▶ Aim of the task
Copy each line in which the string "seit" occurs.

** start Material **

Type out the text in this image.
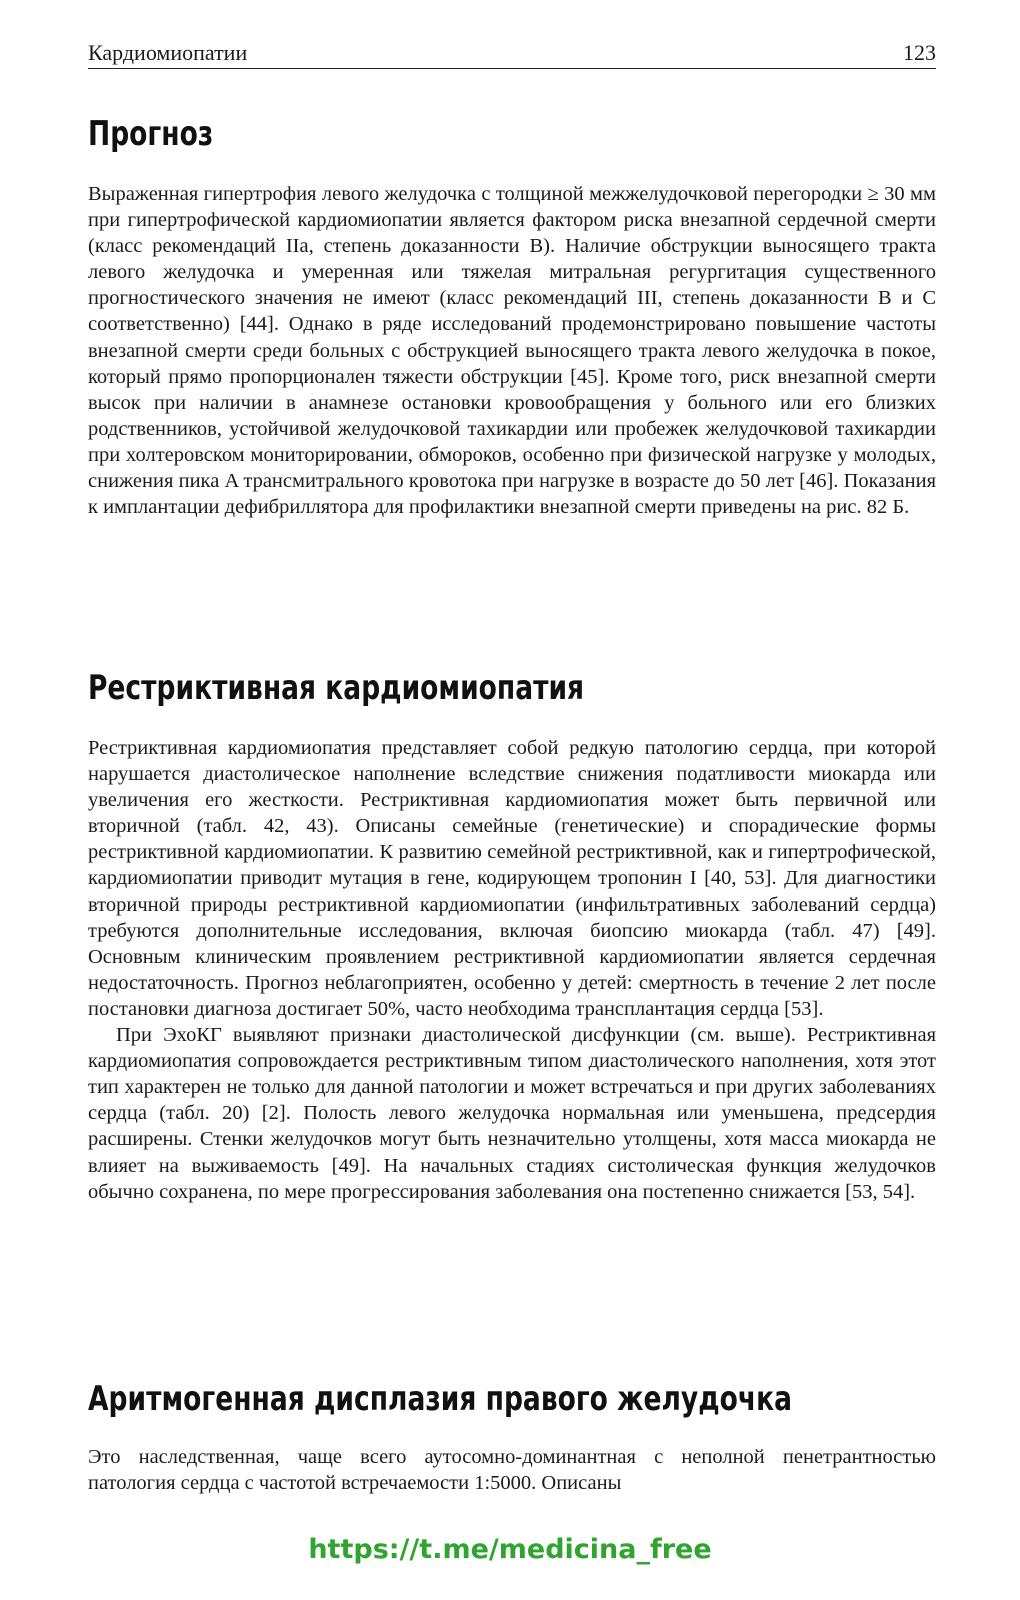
Кардиомиопатии	123
Прогноз

Выраженная гипертрофия левого желудочка с толщиной межжелудочковой перегородки ≥ 30 мм при гипертрофической кардиомиопатии является фактором риска внезапной сердечной смерти (класс рекомендаций IIa, степень доказанности B). Наличие обструкции выносящего тракта левого желудочка и умеренная или тяжелая митральная регургитация существенного прогностического значения не имеют (класс рекомендаций III, степень доказанности B и C соответственно) [44]. Однако в ряде исследований продемонстрировано повышение частоты внезапной смерти среди больных с обструкцией выносящего тракта левого желудочка в покое, который прямо пропорционален тяжести обструкции [45]. Кроме того, риск внезапной смерти высок при наличии в анамнезе остановки кровообращения у больного или его близких родственников, устойчивой желудочковой тахикардии или пробежек желудочковой тахикардии при холтеровском мониторировании, обмороков, особенно при физической нагрузке у молодых, снижения пика A трансмитрального кровотока при нагрузке в возрасте до 50 лет [46]. Показания к имплантации дефибриллятора для профилактики внезапной смерти приведены на рис. 82 Б.

Рестриктивная кардиомиопатия

Рестриктивная кардиомиопатия представляет собой редкую патологию сердца, при которой нарушается диастолическое наполнение вследствие снижения податливости миокарда или увеличения его жесткости. Рестриктивная кардиомиопатия может быть первичной или вторичной (табл. 42, 43). Описаны семейные (генетические) и спорадические формы рестриктивной кардиомиопатии. К развитию семейной рестриктивной, как и гипертрофической, кардиомиопатии приводит мутация в гене, кодирующем тропонин I [40, 53]. Для диагностики вторичной природы рестриктивной кардиомиопатии (инфильтративных заболеваний сердца) требуются дополнительные исследования, включая биопсию миокарда (табл. 47) [49]. Основным клиническим проявлением рестриктивной кардиомиопатии является сердечная недостаточность. Прогноз неблагоприятен, особенно у детей: смертность в течение 2 лет после постановки диагноза достигает 50%, часто необходима трансплантация сердца [53].

При ЭхоКГ выявляют признаки диастолической дисфункции (см. выше). Рестриктивная кардиомиопатия сопровождается рестриктивным типом диастолического наполнения, хотя этот тип характерен не только для данной патологии и может встречаться и при других заболеваниях сердца (табл. 20) [2]. Полость левого желудочка нормальная или уменьшена, предсердия расширены. Стенки желудочков могут быть незначительно утолщены, хотя масса миокарда не влияет на выживаемость [49]. На начальных стадиях систолическая функция желудочков обычно сохранена, по мере прогрессирования заболевания она постепенно снижается [53, 54].

Аритмогенная дисплазия правого желудочка

Это наследственная, чаще всего аутосомно-доминантная с неполной пенетрантностью патология сердца с частотой встречаемости 1:5000. Описаны

https://t.me/medicina_free
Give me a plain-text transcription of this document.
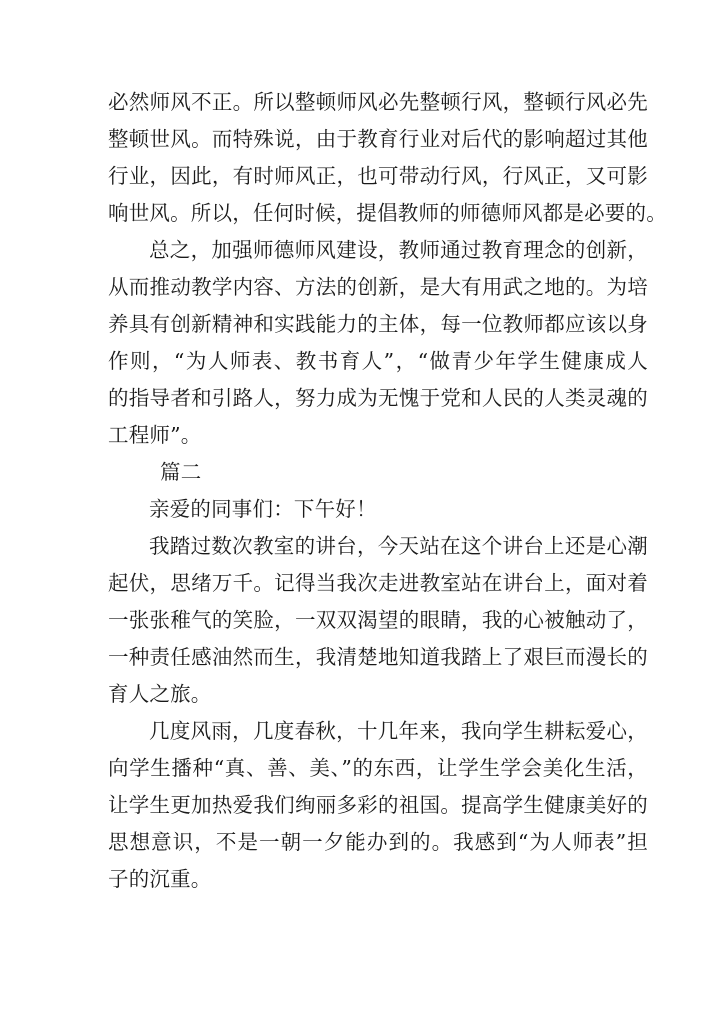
必然师风不正。所以整顿师风必先整顿行风，整顿行风必先
整顿世风。而特殊说，由于教育行业对后代的影响超过其他
行业，因此，有时师风正，也可带动行风，行风正，又可影
响世风。所以，任何时候，提倡教师的师德师风都是必要的。
总之，加强师德师风建设，教师通过教育理念的创新，
从而推动教学内容、方法的创新，是大有用武之地的。为培
养具有创新精神和实践能力的主体，每一位教师都应该以身
作则，“为人师表、教书育人”，“做青少年学生健康成人
的指导者和引路人，努力成为无愧于党和人民的人类灵魂的
工程师”。
篇二
亲爱的同事们：下午好！
我踏过数次教室的讲台，今天站在这个讲台上还是心潮
起伏，思绪万千。记得当我次走进教室站在讲台上，面对着
一张张稚气的笑脸，一双双渴望的眼睛，我的心被触动了，
一种责任感油然而生，我清楚地知道我踏上了艰巨而漫长的
育人之旅。
几度风雨，几度春秋，十几年来，我向学生耕耘爱心，
向学生播种“真、善、美、”的东西，让学生学会美化生活，
让学生更加热爱我们绚丽多彩的祖国。提高学生健康美好的
思想意识，不是一朝一夕能办到的。我感到“为人师表”担
子的沉重。
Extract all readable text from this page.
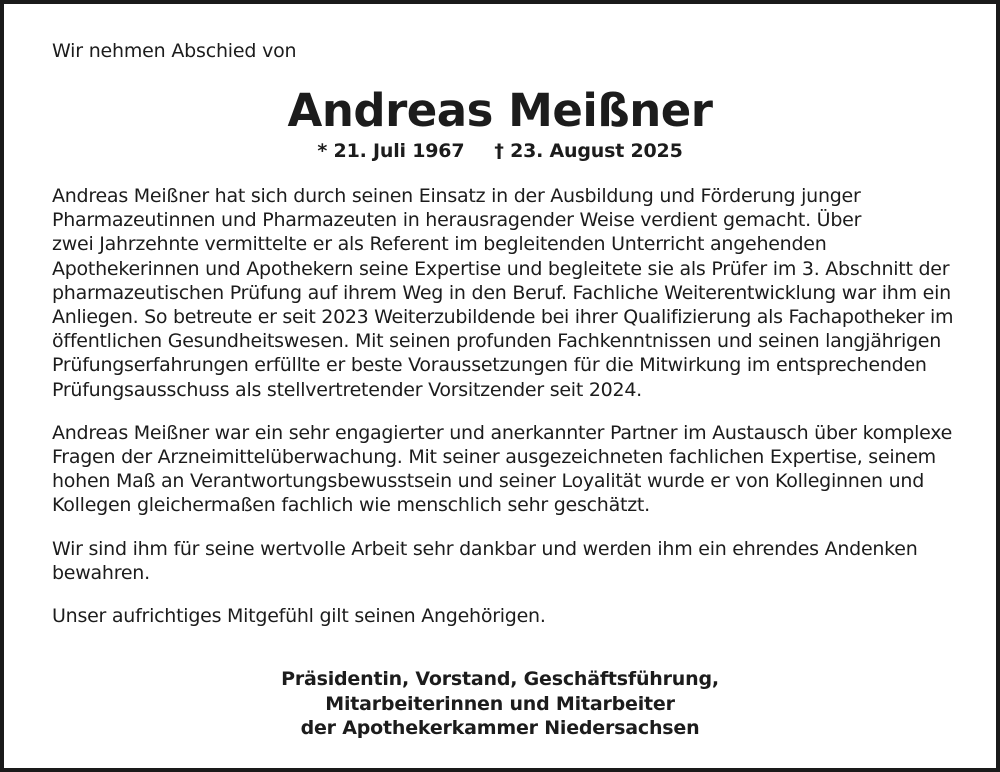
Wir nehmen Abschied von
Andreas Meißner
* 21. Juli 1967 † 23. August 2025

Andreas Meißner hat sich durch seinen Einsatz in der Ausbildung und Förderung junger

Pharmazeutinnen und Pharmazeuten in herausragender Weise verdient gemacht. Über

zwei Jahrzehnte vermittelte er als Referent im begleitenden Unterricht angehenden

Apothekerinnen und Apothekern seine Expertise und begleitete sie als Prüfer im 3. Abschnitt der

pharmazeutischen Prüfung auf ihrem Weg in den Beruf. Fachliche Weiterentwicklung war ihm ein

Anliegen. So betreute er seit 2023 Weiterzubildende bei ihrer Qualifizierung als Fachapotheker im

öffentlichen Gesundheitswesen. Mit seinen profunden Fachkenntnissen und seinen langjährigen

Prüfungserfahrungen erfüllte er beste Voraussetzungen für die Mitwirkung im entsprechenden

Prüfungsausschuss als stellvertretender Vorsitzender seit 2024.

Andreas Meißner war ein sehr engagierter und anerkannter Partner im Austausch über komplexe

Fragen der Arzneimittelüberwachung. Mit seiner ausgezeichneten fachlichen Expertise, seinem

hohen Maß an Verantwortungsbewusstsein und seiner Loyalität wurde er von Kolleginnen und

Kollegen gleichermaßen fachlich wie menschlich sehr geschätzt.

Wir sind ihm für seine wertvolle Arbeit sehr dankbar und werden ihm ein ehrendes Andenken

bewahren.

Unser aufrichtiges Mitgefühl gilt seinen Angehörigen.

Präsidentin, Vorstand, Geschäftsführung,
Mitarbeiterinnen und Mitarbeiter
der Apothekerkammer Niedersachsen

** end Material **

▶ Finished exercise
Anliegen. So betreute er seit 2023 Weiterzubildende bei ihrer Qualifizierung als Fachapotheker im
Prüfungsausschuss als stellvertretender Vorsitzender seit 2024.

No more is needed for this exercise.